Every entry must be repeated exactly. Exclude all pictures.

#### EXTRACTED RECORDS

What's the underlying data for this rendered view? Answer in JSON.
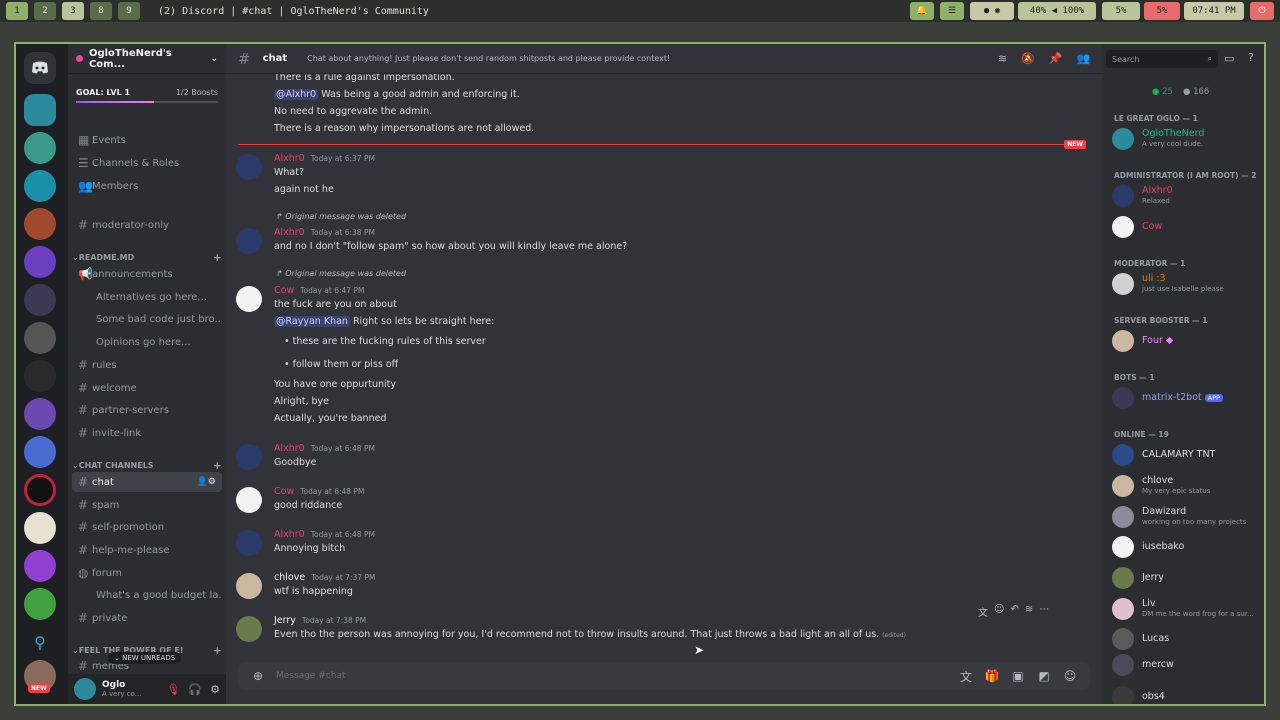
{
  "topbar": {
    "workspaces": [
      "1",
      "2",
      "3",
      "8",
      "9"
    ],
    "window_title": "(2) Discord | #chat | OgloTheNerd's Community",
    "audio": "40%  ◀  100%",
    "cpu": "5%",
    "mem": "5%",
    "clock": "07:41 PM"
  },
  "guild": {
    "name": "OgloTheNerd's Com...",
    "goal_label": "GOAL: LVL 1",
    "boosts": "1/2 Boosts",
    "top_items": [
      "Events",
      "Channels & Roles",
      "Members"
    ],
    "moderator_only": "moderator-only",
    "cat_readme": "README.MD",
    "announcements": "announcements",
    "threads_readme": [
      "Alternatives go here...",
      "Some bad code just bro...",
      "Opinions go here..."
    ],
    "readme_channels": [
      "rules",
      "welcome",
      "partner-servers",
      "invite-link"
    ],
    "cat_chat": "CHAT CHANNELS",
    "chat_channels": [
      "chat",
      "spam",
      "self-promotion",
      "help-me-please",
      "forum"
    ],
    "forum_thread": "What's a good budget la...",
    "private": "private",
    "cat_feel": "FEEL THE POWER OF E!",
    "new_unreads": "NEW UNREADS",
    "partial_channel": "memes"
  },
  "user": {
    "name": "Oglo",
    "status": "A very co..."
  },
  "channel": {
    "name": "chat",
    "topic": "Chat about anything! Just please don't send random shitposts and please provide context!",
    "search_placeholder": "Search",
    "composer_placeholder": "Message #chat"
  },
  "messages": {
    "top_lines": [
      "There is a rule against impersonation.",
      "Was being a good admin and enforcing it.",
      "No need to aggrevate the admin.",
      "There is a reason why impersonations are not allowed."
    ],
    "top_mention": "@Alxhr0",
    "new_label": "NEW",
    "m1": {
      "author": "Alxhr0",
      "time": "Today at 6:37 PM",
      "lines": [
        "What?",
        "again not he"
      ]
    },
    "m2": {
      "reply": "Original message was deleted",
      "author": "Alxhr0",
      "time": "Today at 6:38 PM",
      "text": "and no I don't \"follow spam\" so how about you will kindly leave me alone?"
    },
    "m3": {
      "reply": "Original message was deleted",
      "author": "Cow",
      "time": "Today at 6:47 PM",
      "line1": "the fuck are you on about",
      "mention": "@Rayyan Khan",
      "line2": "Right so lets be straight here:",
      "bullets": [
        "these are the fucking rules of this server",
        "follow them or piss off"
      ],
      "lines": [
        "You have one oppurtunity",
        "Alright, bye",
        "Actually, you're banned"
      ]
    },
    "m4": {
      "author": "Alxhr0",
      "time": "Today at 6:48 PM",
      "text": "Goodbye"
    },
    "m5": {
      "author": "Cow",
      "time": "Today at 6:48 PM",
      "text": "good riddance"
    },
    "m6": {
      "author": "Alxhr0",
      "time": "Today at 6:48 PM",
      "text": "Annoying bitch"
    },
    "m7": {
      "author": "chlove",
      "time": "Today at 7:37 PM",
      "text": "wtf is happening"
    },
    "m8": {
      "author": "Jerry",
      "time": "Today at 7:38 PM",
      "text": "Even tho the person was annoying for you, I'd recommend not to throw insults around. That just throws a bad light an all of us.",
      "edited": "(edited)"
    }
  },
  "members": {
    "online_count": "25",
    "member_count": "166",
    "cat_oglo": "LE GREAT OGLO — 1",
    "oglo": {
      "name": "OgloTheNerd",
      "status": "A very cool dude."
    },
    "cat_admin": "ADMINISTRATOR (I AM ROOT) — 2",
    "alxhr0": {
      "name": "Alxhr0",
      "status": "Relaxed"
    },
    "cow": {
      "name": "Cow"
    },
    "cat_mod": "MODERATOR — 1",
    "uli": {
      "name": "uli :3",
      "status": "just use Isabelle please"
    },
    "cat_booster": "SERVER BOOSTER — 1",
    "four": {
      "name": "Four"
    },
    "cat_bots": "BOTS — 1",
    "bot": {
      "name": "matrix-t2bot",
      "tag": "APP"
    },
    "cat_online": "ONLINE — 19",
    "online": [
      {
        "name": "CALAMARY TNT",
        "status": ""
      },
      {
        "name": "chlove",
        "status": "My very epic status"
      },
      {
        "name": "Dawizard",
        "status": "working on too many projects"
      },
      {
        "name": "iusebako",
        "status": ""
      },
      {
        "name": "Jerry",
        "status": ""
      },
      {
        "name": "Liv",
        "status": "DM me the word frog for a sur..."
      },
      {
        "name": "Lucas",
        "status": ""
      },
      {
        "name": "mercw",
        "status": ""
      },
      {
        "name": "obs4",
        "status": ""
      }
    ]
  }
}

########

RESPONSE FOR THIS EXERCISE:
What's the underlying data for this rendered view? Answer in JSON.
{
  "topbar": {
    "workspaces": [
      "1",
      "2",
      "3",
      "8",
      "9"
    ],
    "window_title": "(2) Discord | #chat | OgloTheNerd's Community",
    "audio": "40%  ◀  100%",
    "cpu": "5%",
    "mem": "5%",
    "clock": "07:41 PM"
  },
  "guild": {
    "name": "OgloTheNerd's Com...",
    "goal_label": "GOAL: LVL 1",
    "boosts": "1/2 Boosts",
    "top_items": [
      "Events",
      "Channels & Roles",
      "Members"
    ],
    "moderator_only": "moderator-only",
    "cat_readme": "README.MD",
    "announcements": "announcements",
    "threads_readme": [
      "Alternatives go here...",
      "Some bad code just bro...",
      "Opinions go here..."
    ],
    "readme_channels": [
      "rules",
      "welcome",
      "partner-servers",
      "invite-link"
    ],
    "cat_chat": "CHAT CHANNELS",
    "chat_channels": [
      "chat",
      "spam",
      "self-promotion",
      "help-me-please",
      "forum"
    ],
    "forum_thread": "What's a good budget la...",
    "private": "private",
    "cat_feel": "FEEL THE POWER OF E!",
    "new_unreads": "NEW UNREADS",
    "partial_channel": "memes"
  },
  "user": {
    "name": "Oglo",
    "status": "A very co..."
  },
  "channel": {
    "name": "chat",
    "topic": "Chat about anything! Just please don't send random shitposts and please provide context!",
    "search_placeholder": "Search",
    "composer_placeholder": "Message #chat"
  },
  "messages": {
    "top_lines": [
      "There is a rule against impersonation.",
      "Was being a good admin and enforcing it.",
      "No need to aggrevate the admin.",
      "There is a reason why impersonations are not allowed."
    ],
    "top_mention": "@Alxhr0",
    "new_label": "NEW",
    "m1": {
      "author": "Alxhr0",
      "time": "Today at 6:37 PM",
      "lines": [
        "What?",
        "again not he"
      ]
    },
    "m2": {
      "reply": "Original message was deleted",
      "author": "Alxhr0",
      "time": "Today at 6:38 PM",
      "text": "and no I don't \"follow spam\" so how about you will kindly leave me alone?"
    },
    "m3": {
      "reply": "Original message was deleted",
      "author": "Cow",
      "time": "Today at 6:47 PM",
      "line1": "the fuck are you on about",
      "mention": "@Rayyan Khan",
      "line2": "Right so lets be straight here:",
      "bullets": [
        "these are the fucking rules of this server",
        "follow them or piss off"
      ],
      "lines": [
        "You have one oppurtunity",
        "Alright, bye",
        "Actually, you're banned"
      ]
    },
    "m4": {
      "author": "Alxhr0",
      "time": "Today at 6:48 PM",
      "text": "Goodbye"
    },
    "m5": {
      "author": "Cow",
      "time": "Today at 6:48 PM",
      "text": "good riddance"
    },
    "m6": {
      "author": "Alxhr0",
      "time": "Today at 6:48 PM",
      "text": "Annoying bitch"
    },
    "m7": {
      "author": "chlove",
      "time": "Today at 7:37 PM",
      "text": "wtf is happening"
    },
    "m8": {
      "author": "Jerry",
      "time": "Today at 7:38 PM",
      "text": "Even tho the person was annoying for you, I'd recommend not to throw insults around. That just throws a bad light an all of us.",
      "edited": "(edited)"
    }
  },
  "members": {
    "online_count": "25",
    "member_count": "166",
    "cat_oglo": "LE GREAT OGLO — 1",
    "oglo": {
      "name": "OgloTheNerd",
      "status": "A very cool dude."
    },
    "cat_admin": "ADMINISTRATOR (I AM ROOT) — 2",
    "alxhr0": {
      "name": "Alxhr0",
      "status": "Relaxed"
    },
    "cow": {
      "name": "Cow"
    },
    "cat_mod": "MODERATOR — 1",
    "uli": {
      "name": "uli :3",
      "status": "just use Isabelle please"
    },
    "cat_booster": "SERVER BOOSTER — 1",
    "four": {
      "name": "Four"
    },
    "cat_bots": "BOTS — 1",
    "bot": {
      "name": "matrix-t2bot",
      "tag": "APP"
    },
    "cat_online": "ONLINE — 19",
    "online": [
      {
        "name": "CALAMARY TNT",
        "status": ""
      },
      {
        "name": "chlove",
        "status": "My very epic status"
      },
      {
        "name": "Dawizard",
        "status": "working on too many projects"
      },
      {
        "name": "iusebako",
        "status": ""
      },
      {
        "name": "Jerry",
        "status": ""
      },
      {
        "name": "Liv",
        "status": "DM me the word frog for a sur..."
      },
      {
        "name": "Lucas",
        "status": ""
      },
      {
        "name": "mercw",
        "status": ""
      },
      {
        "name": "obs4",
        "status": ""
      }
    ]
  }
}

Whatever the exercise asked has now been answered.